Find every line below that contains the word "Brinell" and copy it out.

_Working data_
┄┄┄┄┄┄

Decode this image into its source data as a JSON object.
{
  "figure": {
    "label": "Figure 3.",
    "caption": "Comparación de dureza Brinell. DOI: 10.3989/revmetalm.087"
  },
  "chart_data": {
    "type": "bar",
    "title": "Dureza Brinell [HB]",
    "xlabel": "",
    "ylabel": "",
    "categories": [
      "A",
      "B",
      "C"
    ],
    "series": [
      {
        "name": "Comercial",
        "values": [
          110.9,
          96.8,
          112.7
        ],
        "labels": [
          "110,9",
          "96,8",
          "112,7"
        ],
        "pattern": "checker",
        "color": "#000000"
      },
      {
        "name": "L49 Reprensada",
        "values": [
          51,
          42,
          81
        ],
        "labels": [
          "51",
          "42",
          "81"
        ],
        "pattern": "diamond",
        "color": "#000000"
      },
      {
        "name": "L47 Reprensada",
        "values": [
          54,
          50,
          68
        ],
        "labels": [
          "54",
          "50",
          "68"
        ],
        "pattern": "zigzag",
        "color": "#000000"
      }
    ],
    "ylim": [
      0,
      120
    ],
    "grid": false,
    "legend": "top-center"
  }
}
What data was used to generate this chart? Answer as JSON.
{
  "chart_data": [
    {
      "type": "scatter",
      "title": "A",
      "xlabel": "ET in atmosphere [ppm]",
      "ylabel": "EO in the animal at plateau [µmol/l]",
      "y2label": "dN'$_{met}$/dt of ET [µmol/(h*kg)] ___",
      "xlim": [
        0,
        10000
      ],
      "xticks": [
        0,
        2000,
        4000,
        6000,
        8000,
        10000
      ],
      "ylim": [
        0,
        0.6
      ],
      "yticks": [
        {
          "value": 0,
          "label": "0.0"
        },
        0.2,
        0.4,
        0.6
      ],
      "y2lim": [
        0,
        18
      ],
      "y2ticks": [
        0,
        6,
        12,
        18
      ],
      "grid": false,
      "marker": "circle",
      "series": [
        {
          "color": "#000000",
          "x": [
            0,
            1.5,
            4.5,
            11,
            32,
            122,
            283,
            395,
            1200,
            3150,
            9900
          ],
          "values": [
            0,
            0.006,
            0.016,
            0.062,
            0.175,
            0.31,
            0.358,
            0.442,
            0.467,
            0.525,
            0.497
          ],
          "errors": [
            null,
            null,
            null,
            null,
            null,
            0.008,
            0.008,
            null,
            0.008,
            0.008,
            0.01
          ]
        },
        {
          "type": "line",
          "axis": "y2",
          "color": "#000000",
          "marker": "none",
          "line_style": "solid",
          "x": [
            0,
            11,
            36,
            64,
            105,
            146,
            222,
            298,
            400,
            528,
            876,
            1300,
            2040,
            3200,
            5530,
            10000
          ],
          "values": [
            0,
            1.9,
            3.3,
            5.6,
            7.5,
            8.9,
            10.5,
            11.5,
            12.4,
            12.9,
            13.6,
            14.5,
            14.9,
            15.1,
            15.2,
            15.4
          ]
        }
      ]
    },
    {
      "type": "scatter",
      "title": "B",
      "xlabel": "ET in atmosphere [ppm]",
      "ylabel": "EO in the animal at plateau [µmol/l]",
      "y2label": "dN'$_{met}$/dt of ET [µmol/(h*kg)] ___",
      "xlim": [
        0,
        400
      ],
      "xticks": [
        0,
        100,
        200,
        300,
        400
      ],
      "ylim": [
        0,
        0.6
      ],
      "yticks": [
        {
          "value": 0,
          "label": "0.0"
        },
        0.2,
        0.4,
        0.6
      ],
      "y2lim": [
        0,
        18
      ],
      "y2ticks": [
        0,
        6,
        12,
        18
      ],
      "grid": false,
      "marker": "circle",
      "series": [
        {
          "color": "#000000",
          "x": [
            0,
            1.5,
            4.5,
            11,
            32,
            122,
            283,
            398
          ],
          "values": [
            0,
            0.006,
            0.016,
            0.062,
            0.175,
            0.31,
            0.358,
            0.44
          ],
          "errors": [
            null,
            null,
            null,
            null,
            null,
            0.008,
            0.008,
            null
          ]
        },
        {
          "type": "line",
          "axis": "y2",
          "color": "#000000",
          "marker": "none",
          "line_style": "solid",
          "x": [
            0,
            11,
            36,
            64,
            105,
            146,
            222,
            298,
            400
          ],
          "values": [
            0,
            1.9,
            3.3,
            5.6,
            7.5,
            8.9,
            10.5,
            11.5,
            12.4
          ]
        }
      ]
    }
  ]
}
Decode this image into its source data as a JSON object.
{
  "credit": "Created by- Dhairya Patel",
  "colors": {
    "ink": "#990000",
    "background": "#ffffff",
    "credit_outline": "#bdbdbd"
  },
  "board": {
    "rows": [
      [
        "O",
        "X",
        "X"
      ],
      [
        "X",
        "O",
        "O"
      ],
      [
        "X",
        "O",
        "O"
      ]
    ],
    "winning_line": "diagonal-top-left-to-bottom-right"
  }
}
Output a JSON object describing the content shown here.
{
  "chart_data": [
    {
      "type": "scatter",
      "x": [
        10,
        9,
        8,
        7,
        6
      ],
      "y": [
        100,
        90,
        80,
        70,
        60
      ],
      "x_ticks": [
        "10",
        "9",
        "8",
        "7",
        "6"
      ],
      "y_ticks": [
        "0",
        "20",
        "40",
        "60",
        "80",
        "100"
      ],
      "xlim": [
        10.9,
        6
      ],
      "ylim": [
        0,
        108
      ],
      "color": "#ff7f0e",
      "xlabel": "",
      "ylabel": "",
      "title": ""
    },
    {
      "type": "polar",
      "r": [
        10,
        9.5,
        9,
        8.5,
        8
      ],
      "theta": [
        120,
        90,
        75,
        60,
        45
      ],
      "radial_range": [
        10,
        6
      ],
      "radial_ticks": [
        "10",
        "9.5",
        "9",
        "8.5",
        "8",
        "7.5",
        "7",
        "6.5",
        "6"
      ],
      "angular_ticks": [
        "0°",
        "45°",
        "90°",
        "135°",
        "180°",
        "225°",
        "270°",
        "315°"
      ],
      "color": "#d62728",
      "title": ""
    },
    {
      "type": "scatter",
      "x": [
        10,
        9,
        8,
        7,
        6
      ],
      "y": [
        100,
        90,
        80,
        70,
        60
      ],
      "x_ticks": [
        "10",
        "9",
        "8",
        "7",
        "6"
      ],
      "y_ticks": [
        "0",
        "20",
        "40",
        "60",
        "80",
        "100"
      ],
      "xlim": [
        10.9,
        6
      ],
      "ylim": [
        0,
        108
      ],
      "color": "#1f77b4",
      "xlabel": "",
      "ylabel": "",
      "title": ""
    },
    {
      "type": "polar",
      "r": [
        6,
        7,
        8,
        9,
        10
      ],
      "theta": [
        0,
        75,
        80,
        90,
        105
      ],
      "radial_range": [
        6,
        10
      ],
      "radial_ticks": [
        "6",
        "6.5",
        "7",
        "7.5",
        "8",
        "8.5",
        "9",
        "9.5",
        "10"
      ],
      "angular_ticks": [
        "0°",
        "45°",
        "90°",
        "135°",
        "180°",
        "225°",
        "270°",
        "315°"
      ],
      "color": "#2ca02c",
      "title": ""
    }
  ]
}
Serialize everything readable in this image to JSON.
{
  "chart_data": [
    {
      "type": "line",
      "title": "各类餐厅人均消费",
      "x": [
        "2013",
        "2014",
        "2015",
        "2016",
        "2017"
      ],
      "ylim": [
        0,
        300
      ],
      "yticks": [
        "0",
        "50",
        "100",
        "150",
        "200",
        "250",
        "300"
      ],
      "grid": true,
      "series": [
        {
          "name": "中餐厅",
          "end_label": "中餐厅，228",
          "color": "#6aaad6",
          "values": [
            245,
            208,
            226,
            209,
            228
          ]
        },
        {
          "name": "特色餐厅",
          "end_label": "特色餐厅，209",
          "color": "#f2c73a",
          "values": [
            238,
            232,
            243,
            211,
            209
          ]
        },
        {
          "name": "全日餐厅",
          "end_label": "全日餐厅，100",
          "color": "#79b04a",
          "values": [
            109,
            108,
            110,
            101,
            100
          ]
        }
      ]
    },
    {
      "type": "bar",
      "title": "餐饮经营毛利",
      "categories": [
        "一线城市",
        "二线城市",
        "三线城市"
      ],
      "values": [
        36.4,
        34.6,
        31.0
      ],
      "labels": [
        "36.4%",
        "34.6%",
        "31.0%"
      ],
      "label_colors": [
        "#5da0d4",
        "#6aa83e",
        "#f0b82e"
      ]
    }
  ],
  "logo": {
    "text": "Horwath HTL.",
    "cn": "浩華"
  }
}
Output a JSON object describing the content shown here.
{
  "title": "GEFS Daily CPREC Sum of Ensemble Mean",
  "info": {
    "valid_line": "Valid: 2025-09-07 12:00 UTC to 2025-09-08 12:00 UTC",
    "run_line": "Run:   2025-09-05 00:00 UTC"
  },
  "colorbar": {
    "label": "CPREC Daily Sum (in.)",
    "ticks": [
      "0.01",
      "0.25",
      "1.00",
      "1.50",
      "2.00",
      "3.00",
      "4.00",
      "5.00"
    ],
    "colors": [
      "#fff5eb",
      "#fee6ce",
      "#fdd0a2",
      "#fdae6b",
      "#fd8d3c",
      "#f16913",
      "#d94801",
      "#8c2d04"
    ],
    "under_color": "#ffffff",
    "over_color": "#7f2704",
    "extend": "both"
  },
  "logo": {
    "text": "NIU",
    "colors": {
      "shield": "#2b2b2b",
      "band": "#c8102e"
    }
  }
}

┄┄┄┄┄┄

_The result_
    "caption": "Comparación de dureza Brinell. DOI: 10.3989/revmetalm.087"
    "title": "Dureza Brinell [HB]",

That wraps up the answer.